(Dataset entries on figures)
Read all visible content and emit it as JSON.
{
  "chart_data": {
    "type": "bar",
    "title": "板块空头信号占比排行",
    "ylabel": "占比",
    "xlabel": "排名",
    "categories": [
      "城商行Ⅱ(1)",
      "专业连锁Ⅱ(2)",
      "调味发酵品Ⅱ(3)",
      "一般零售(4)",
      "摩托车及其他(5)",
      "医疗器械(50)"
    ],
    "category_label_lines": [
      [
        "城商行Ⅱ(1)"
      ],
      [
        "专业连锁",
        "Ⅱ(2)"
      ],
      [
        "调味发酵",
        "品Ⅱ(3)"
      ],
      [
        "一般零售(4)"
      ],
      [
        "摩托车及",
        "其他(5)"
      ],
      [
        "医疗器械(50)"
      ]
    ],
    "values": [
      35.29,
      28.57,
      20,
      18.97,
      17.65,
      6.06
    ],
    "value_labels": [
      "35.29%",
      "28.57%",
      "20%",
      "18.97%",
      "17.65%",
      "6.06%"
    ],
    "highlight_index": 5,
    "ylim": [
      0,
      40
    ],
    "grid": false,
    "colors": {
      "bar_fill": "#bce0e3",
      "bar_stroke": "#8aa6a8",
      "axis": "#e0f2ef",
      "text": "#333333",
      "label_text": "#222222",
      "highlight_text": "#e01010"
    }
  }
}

What you will do:
Retype the listing exactly, in full.

Response for this exercise:
Read all visible content and emit it as JSON.
{
  "chart_data": {
    "type": "bar",
    "title": "板块空头信号占比排行",
    "ylabel": "占比",
    "xlabel": "排名",
    "categories": [
      "城商行Ⅱ(1)",
      "专业连锁Ⅱ(2)",
      "调味发酵品Ⅱ(3)",
      "一般零售(4)",
      "摩托车及其他(5)",
      "医疗器械(50)"
    ],
    "category_label_lines": [
      [
        "城商行Ⅱ(1)"
      ],
      [
        "专业连锁",
        "Ⅱ(2)"
      ],
      [
        "调味发酵",
        "品Ⅱ(3)"
      ],
      [
        "一般零售(4)"
      ],
      [
        "摩托车及",
        "其他(5)"
      ],
      [
        "医疗器械(50)"
      ]
    ],
    "values": [
      35.29,
      28.57,
      20,
      18.97,
      17.65,
      6.06
    ],
    "value_labels": [
      "35.29%",
      "28.57%",
      "20%",
      "18.97%",
      "17.65%",
      "6.06%"
    ],
    "highlight_index": 5,
    "ylim": [
      0,
      40
    ],
    "grid": false,
    "colors": {
      "bar_fill": "#bce0e3",
      "bar_stroke": "#8aa6a8",
      "axis": "#e0f2ef",
      "text": "#333333",
      "label_text": "#222222",
      "highlight_text": "#e01010"
    }
  }
}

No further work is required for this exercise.